SELECTION

────────────────

A letter from three members of the U.S. Commission on Civil Rights (USCCR) to the Equal Employment Opportunity Commission (EEOC) suggests a recent hearing held by the EEOC examining arrest and conviction records as a hiring barrier in which some panelists sought to limit – or in some cases eliminate – the ability of employers to perform criminal background checks on job applicants during the hiring process fails to consider recent studies that suggest the use of criminal background checks does not automatically lead to lower hiring rates of minorities, according to the article ‘Will restricting criminal background checks actually increase minority unemployment?’ from The Daily Caller.

In their letter to the EEOC, Civil Rights Commissioners Peter Kirsanow, Gail Heriot and Todd Gaziano cited a 2006 research paper – “Perceived Criminality, Criminal Background Checks and the Racial Hiring Practices of Employers” by Harry J. Holzer, Steven Raphael, and Michael Stoll – that analyzed the effect of criminal background checks on the hiring of African Americans and found that employers using criminal background checks were more likely to hire African American workers, especially men, than those without that information. Another study conducted by Stoll – ‘Ex-Offenders, Criminal Background Checks, and Racial Consequences in the Labor Market’ –  found that employers were likely to discriminate using age or race as indicators of past activities in the absence of performing criminal background checks.

────────────────

Resume the article above on criminal background checks and minority hiring, picking up right after its last sentence.

PROVIDED MATERIAL

────────────────

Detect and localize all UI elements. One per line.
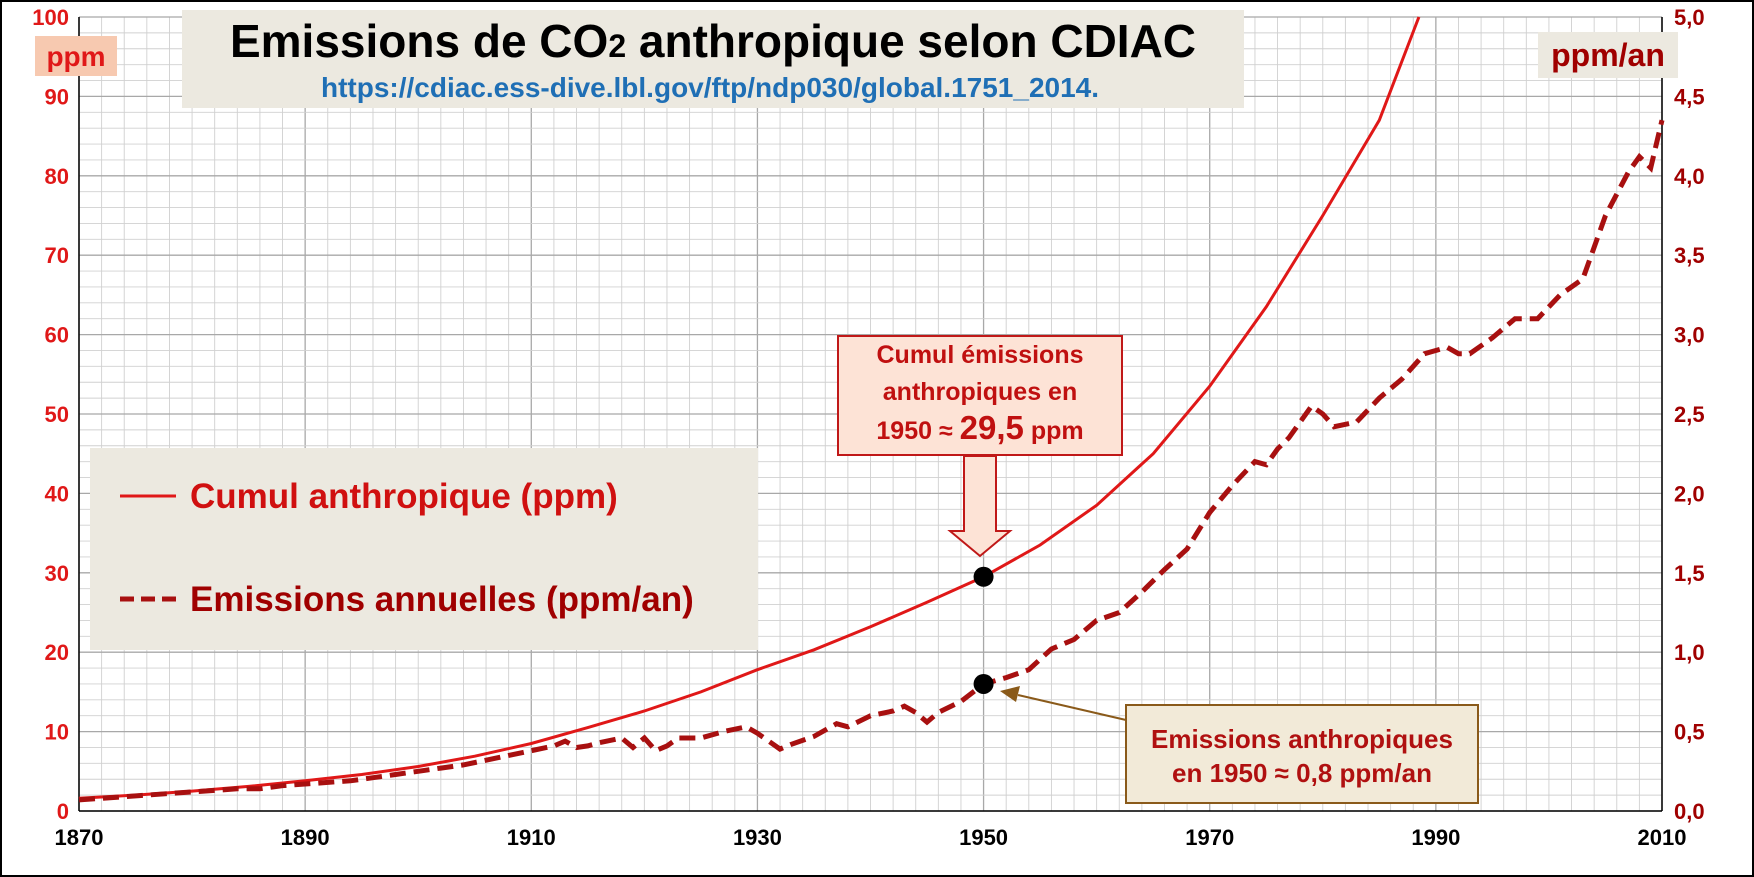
y-right-tick-label: 1,5	[1674, 561, 1705, 586]
callout-cumul-line3: 1950 ≈ 29,5 ppm	[876, 409, 1083, 446]
title-panel	[182, 10, 1244, 108]
y-left-tick-label: 20	[45, 640, 69, 665]
right-unit-badge	[1538, 32, 1678, 78]
y-right-tick-label: 5,0	[1674, 5, 1705, 30]
series	[78, 16, 1665, 803]
x-tick-label: 1890	[281, 825, 330, 850]
y-right-tick-label: 3,0	[1674, 323, 1705, 348]
y-right-tick-label: 3,5	[1674, 243, 1705, 268]
chart-title: Emissions de CO2 anthropique selon CDIAC	[230, 15, 1196, 67]
y-left-tick-label: 100	[32, 5, 69, 30]
y-right-tick-label: 1,0	[1674, 640, 1705, 665]
legend-label-cumul: Cumul anthropique (ppm)	[190, 477, 618, 516]
y-left-tick-label: 90	[45, 84, 69, 109]
y-right-tick-label: 0,5	[1674, 720, 1705, 745]
x-tick-label: 1950	[959, 825, 1008, 850]
chart-title-subscript: 2	[608, 28, 626, 64]
left-unit-label: ppm	[46, 41, 105, 72]
legend-label-annual: Emissions annuelles (ppm/an)	[190, 580, 694, 619]
y-right-tick-label: 0,0	[1674, 799, 1705, 824]
callout-annual-box	[1125, 704, 1479, 804]
markers	[973, 566, 994, 694]
y-left-tick-label: 10	[45, 720, 69, 745]
callout-cumul-suffix: ppm	[1024, 417, 1084, 445]
callout-cumul-line2: anthropiques en	[883, 378, 1077, 406]
callout-annual-line1: Emissions anthropiques	[1151, 724, 1453, 754]
callout-annual-leader	[1017, 694, 1127, 721]
series-line-annual	[78, 119, 1665, 803]
callout-cumul-line1: Cumul émissions	[877, 341, 1084, 369]
x-tick-label: 1910	[507, 825, 556, 850]
x-tick-label: 2010	[1638, 825, 1687, 850]
y-right-tick-label: 4,0	[1674, 164, 1705, 189]
y-left-tick-label: 70	[45, 243, 69, 268]
source-url: https://cdiac.ess-dive.lbl.gov/ftp/ndp03…	[321, 72, 1099, 103]
x-tick-label: 1870	[55, 825, 104, 850]
callout-cumul-box	[837, 335, 1123, 456]
y-left-tick-label: 60	[45, 323, 69, 348]
x-tick-label: 1930	[733, 825, 782, 850]
chart-title-rest: anthropique selon CDIAC	[626, 15, 1196, 67]
tick-labels: 0 10 20 30 40 50 60 70 80 90 100 0,0 0,5 1,0 1,5 2,0 2,5…	[32, 5, 1704, 850]
y-left-tick-label: 80	[45, 164, 69, 189]
x-tick-label: 1970	[1185, 825, 1234, 850]
x-tick-label: 1990	[1411, 825, 1460, 850]
y-right-tick-label: 4,5	[1674, 84, 1705, 109]
y-left-tick-label: 40	[45, 481, 69, 506]
legend-panel	[90, 448, 758, 650]
series-line-cumul	[78, 16, 1421, 800]
marker-annual-1950	[973, 673, 994, 694]
y-right-tick-label: 2,5	[1674, 402, 1705, 427]
callout-annual-line2: en 1950 ≈ 0,8 ppm/an	[1172, 758, 1432, 788]
right-unit-label: ppm/an	[1551, 37, 1665, 73]
y-left-tick-label: 0	[57, 799, 69, 824]
callout-annual-arrowhead	[1000, 686, 1020, 702]
chart-title-main: Emissions de CO	[230, 15, 608, 67]
left-unit-badge	[35, 36, 117, 76]
y-left-tick-label: 30	[45, 561, 69, 586]
y-right-tick-label: 2,0	[1674, 481, 1705, 506]
callout-cumul-arrow	[947, 455, 1013, 558]
callout-cumul-prefix: 1950 ≈	[876, 417, 959, 445]
marker-cumul-1950	[973, 566, 994, 587]
callout-cumul-value: 29,5	[960, 409, 1024, 446]
y-left-tick-label: 50	[45, 402, 69, 427]
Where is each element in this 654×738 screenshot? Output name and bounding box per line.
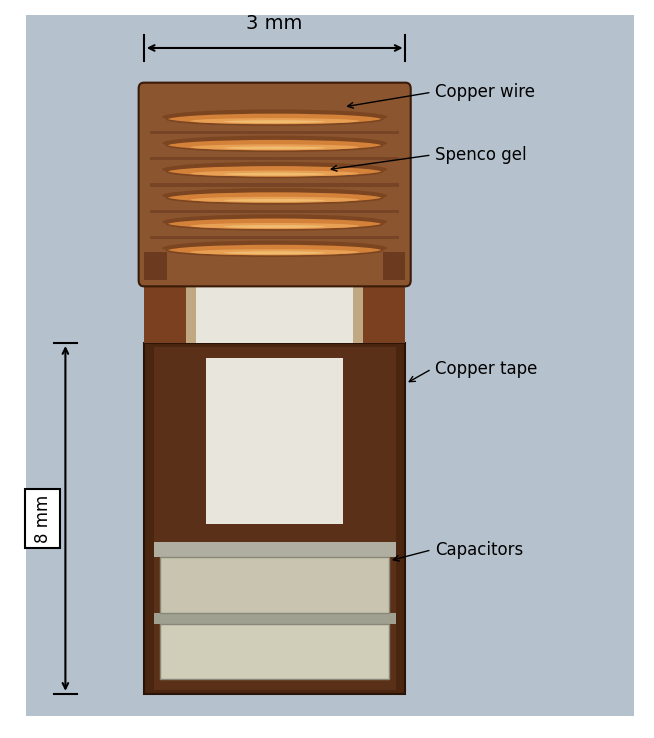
Bar (150, 157, 399, 160)
Bar (363, 280, 405, 343)
Ellipse shape (162, 136, 387, 151)
FancyBboxPatch shape (139, 83, 411, 286)
Ellipse shape (190, 118, 359, 124)
Bar (144, 280, 186, 343)
Text: Copper wire: Copper wire (435, 83, 535, 101)
Bar (160, 557, 389, 613)
Ellipse shape (167, 191, 383, 204)
Ellipse shape (167, 165, 383, 178)
Bar (150, 131, 399, 134)
Ellipse shape (162, 214, 387, 230)
Text: Capacitors: Capacitors (435, 541, 523, 559)
Bar (186, 280, 196, 343)
Text: Spenco gel: Spenco gel (435, 146, 526, 164)
Bar (383, 252, 405, 280)
Bar (144, 343, 405, 694)
Ellipse shape (224, 252, 325, 255)
Ellipse shape (167, 218, 383, 230)
Text: 8 mm: 8 mm (33, 494, 52, 542)
Ellipse shape (162, 162, 387, 177)
Ellipse shape (167, 139, 383, 151)
Bar (154, 613, 396, 624)
Ellipse shape (190, 170, 359, 176)
Ellipse shape (162, 188, 387, 203)
Ellipse shape (190, 197, 359, 203)
Ellipse shape (167, 244, 383, 256)
Bar (193, 280, 356, 343)
Text: 3 mm: 3 mm (247, 14, 303, 33)
Text: Copper tape: Copper tape (435, 360, 538, 378)
Ellipse shape (224, 199, 325, 201)
Ellipse shape (162, 109, 387, 125)
Bar (206, 358, 343, 524)
Ellipse shape (190, 249, 359, 255)
Ellipse shape (190, 144, 359, 150)
Ellipse shape (190, 223, 359, 229)
Bar (154, 347, 396, 690)
Bar (144, 252, 167, 280)
Bar (160, 624, 389, 679)
Bar (150, 210, 399, 213)
Ellipse shape (224, 173, 325, 176)
Ellipse shape (224, 146, 325, 149)
FancyBboxPatch shape (25, 489, 60, 548)
Bar (150, 236, 399, 239)
Ellipse shape (162, 241, 387, 255)
Ellipse shape (224, 225, 325, 228)
Bar (353, 280, 363, 343)
Bar (154, 542, 396, 557)
Bar (150, 184, 399, 187)
Ellipse shape (167, 113, 383, 125)
Ellipse shape (224, 120, 325, 123)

────────────────

RESULT OF THE TASK
As reported in the ESR News blog ‘Equal Employment Opportunity Commission Holds Meeting on Use of Criminal Records for Employment Screening Background Checks,’ the EEOC – the agency of the United States Government that enforces federal laws prohibiting employment discrimination – held a meeting in July 2011 focusing on the use of criminal background checks by employers. The meeting sought to strike a balance between workplace fairness and workplace safety, identify and highlight ways in which arrest and conviction records have been used appropriately and current legal standards, and ensure employment practices were fair and non-discriminatory. Since African Americans and Latinos have higher arrest and conviction rates than whites, the EEOC may consider restricting criminal background checks of job applicants by employers to lower minority unemployment and reduce discrimination, claiming that criminal background checks unfairly create hiring barriers for these protected classes. More information about this meeting is at: http://www.eeoc.gov/eeoc/meetings/7-26-11/index.cfm.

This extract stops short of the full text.